• **Stated exercise**: Omit all pictures, then retype the data exactly as given.

• **Records to process**:
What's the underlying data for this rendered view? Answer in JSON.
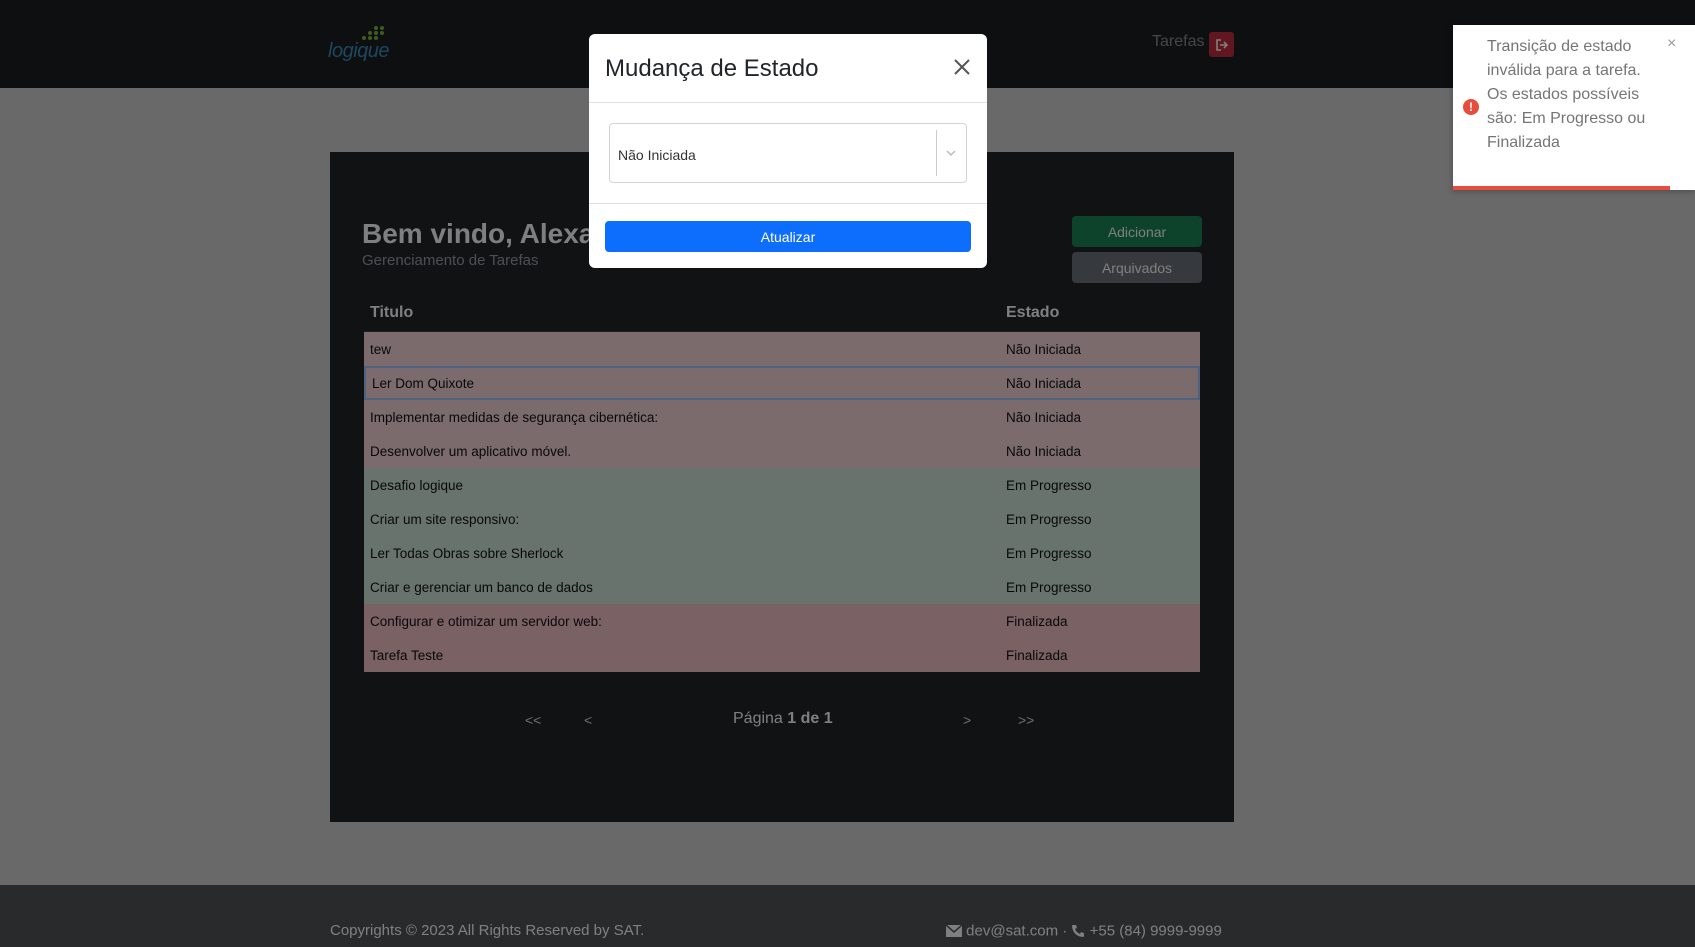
{
  "header": {
    "logo_text": "logique",
    "nav_label": "Tarefas",
    "logout_icon": "logout-icon"
  },
  "main": {
    "welcome": "Bem vindo, Alexa",
    "subtitle": "Gerenciamento de Tarefas",
    "add_label": "Adicionar",
    "archived_label": "Arquivados",
    "table": {
      "headers": [
        "Titulo",
        "Estado"
      ],
      "rows": [
        {
          "title": "tew",
          "state": "Não Iniciada"
        },
        {
          "title": "Ler Dom Quixote",
          "state": "Não Iniciada"
        },
        {
          "title": "Implementar medidas de segurança cibernética:",
          "state": "Não Iniciada"
        },
        {
          "title": "Desenvolver um aplicativo móvel.",
          "state": "Não Iniciada"
        },
        {
          "title": "Desafio logique",
          "state": "Em Progresso"
        },
        {
          "title": "Criar um site responsivo:",
          "state": "Em Progresso"
        },
        {
          "title": "Ler Todas Obras sobre Sherlock",
          "state": "Em Progresso"
        },
        {
          "title": "Criar e gerenciar um banco de dados",
          "state": "Em Progresso"
        },
        {
          "title": "Configurar e otimizar um servidor web:",
          "state": "Finalizada"
        },
        {
          "title": "Tarefa Teste",
          "state": "Finalizada"
        }
      ]
    },
    "pagination": {
      "first": "<<",
      "prev": "<",
      "next": ">",
      "last": ">>",
      "page_prefix": "Página",
      "page_current": "1 de 1"
    }
  },
  "modal": {
    "title": "Mudança de Estado",
    "select_value": "Não Iniciada",
    "update_label": "Atualizar"
  },
  "toast": {
    "message": "Transição de estado inválida para a tarefa. Os estados possíveis são: Em Progresso ou Finalizada",
    "close": "×",
    "icon": "!",
    "color": "#e74c3c"
  },
  "footer": {
    "copyright": "Copyrights © 2023 All Rights Reserved by SAT.",
    "email": "dev@sat.com",
    "separator": "·",
    "phone": "+55 (84) 9999-9999"
  },
  "colors": {
    "nao_iniciada": "#f7d7da",
    "em_progresso": "#d1e7dd",
    "finalizada": "#f5c2c7",
    "primary": "#0d6efd",
    "success": "#198754"
  }
}
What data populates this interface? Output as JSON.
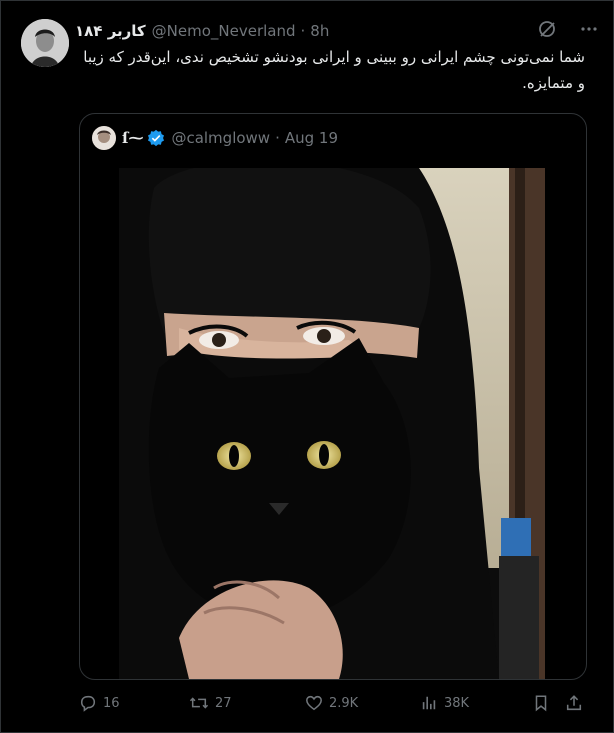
{
  "post": {
    "author_name": "کاربر ۱۸۴",
    "handle": "@Nemo_Neverland",
    "separator": "·",
    "time": "8h",
    "text": "شما نمی‌تونی چشم ایرانی رو ببینی و ایرانی بودنشو تشخیص ندی، این‌قدر که زیبا و متمایزه."
  },
  "quote": {
    "display_name": "ſ⁓",
    "handle": "@calmgloww",
    "separator": "·",
    "date": "Aug 19",
    "verified": true
  },
  "actions": {
    "replies": "16",
    "reposts": "27",
    "likes": "2.9K",
    "views": "38K"
  },
  "icons": [
    "grok-icon",
    "more-icon",
    "verified-icon",
    "reply-icon",
    "repost-icon",
    "like-icon",
    "views-icon",
    "bookmark-icon",
    "share-icon"
  ],
  "colors": {
    "background": "#000000",
    "text": "#e7e9ea",
    "muted": "#71767b",
    "border": "#2f3336",
    "verified": "#1d9bf0"
  }
}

• **Exercise response**:
What's the underlying data for this rendered view? Answer in JSON.
{
  "header": {
    "logo_text": "logique",
    "nav_label": "Tarefas",
    "logout_icon": "logout-icon"
  },
  "main": {
    "welcome": "Bem vindo, Alexa",
    "subtitle": "Gerenciamento de Tarefas",
    "add_label": "Adicionar",
    "archived_label": "Arquivados",
    "table": {
      "headers": [
        "Titulo",
        "Estado"
      ],
      "rows": [
        {
          "title": "tew",
          "state": "Não Iniciada"
        },
        {
          "title": "Ler Dom Quixote",
          "state": "Não Iniciada"
        },
        {
          "title": "Implementar medidas de segurança cibernética:",
          "state": "Não Iniciada"
        },
        {
          "title": "Desenvolver um aplicativo móvel.",
          "state": "Não Iniciada"
        },
        {
          "title": "Desafio logique",
          "state": "Em Progresso"
        },
        {
          "title": "Criar um site responsivo:",
          "state": "Em Progresso"
        },
        {
          "title": "Ler Todas Obras sobre Sherlock",
          "state": "Em Progresso"
        },
        {
          "title": "Criar e gerenciar um banco de dados",
          "state": "Em Progresso"
        },
        {
          "title": "Configurar e otimizar um servidor web:",
          "state": "Finalizada"
        },
        {
          "title": "Tarefa Teste",
          "state": "Finalizada"
        }
      ]
    },
    "pagination": {
      "first": "<<",
      "prev": "<",
      "next": ">",
      "last": ">>",
      "page_prefix": "Página",
      "page_current": "1 de 1"
    }
  },
  "modal": {
    "title": "Mudança de Estado",
    "select_value": "Não Iniciada",
    "update_label": "Atualizar"
  },
  "toast": {
    "message": "Transição de estado inválida para a tarefa. Os estados possíveis são: Em Progresso ou Finalizada",
    "close": "×",
    "icon": "!",
    "color": "#e74c3c"
  },
  "footer": {
    "copyright": "Copyrights © 2023 All Rights Reserved by SAT.",
    "email": "dev@sat.com",
    "separator": "·",
    "phone": "+55 (84) 9999-9999"
  },
  "colors": {
    "nao_iniciada": "#f7d7da",
    "em_progresso": "#d1e7dd",
    "finalizada": "#f5c2c7",
    "primary": "#0d6efd",
    "success": "#198754"
  }
}
What data populates this interface? Output as JSON.
{
  "post": {
    "author_name": "کاربر ۱۸۴",
    "handle": "@Nemo_Neverland",
    "separator": "·",
    "time": "8h",
    "text": "شما نمی‌تونی چشم ایرانی رو ببینی و ایرانی بودنشو تشخیص ندی، این‌قدر که زیبا و متمایزه."
  },
  "quote": {
    "display_name": "ſ⁓",
    "handle": "@calmgloww",
    "separator": "·",
    "date": "Aug 19",
    "verified": true
  },
  "actions": {
    "replies": "16",
    "reposts": "27",
    "likes": "2.9K",
    "views": "38K"
  },
  "icons": [
    "grok-icon",
    "more-icon",
    "verified-icon",
    "reply-icon",
    "repost-icon",
    "like-icon",
    "views-icon",
    "bookmark-icon",
    "share-icon"
  ],
  "colors": {
    "background": "#000000",
    "text": "#e7e9ea",
    "muted": "#71767b",
    "border": "#2f3336",
    "verified": "#1d9bf0"
  }
}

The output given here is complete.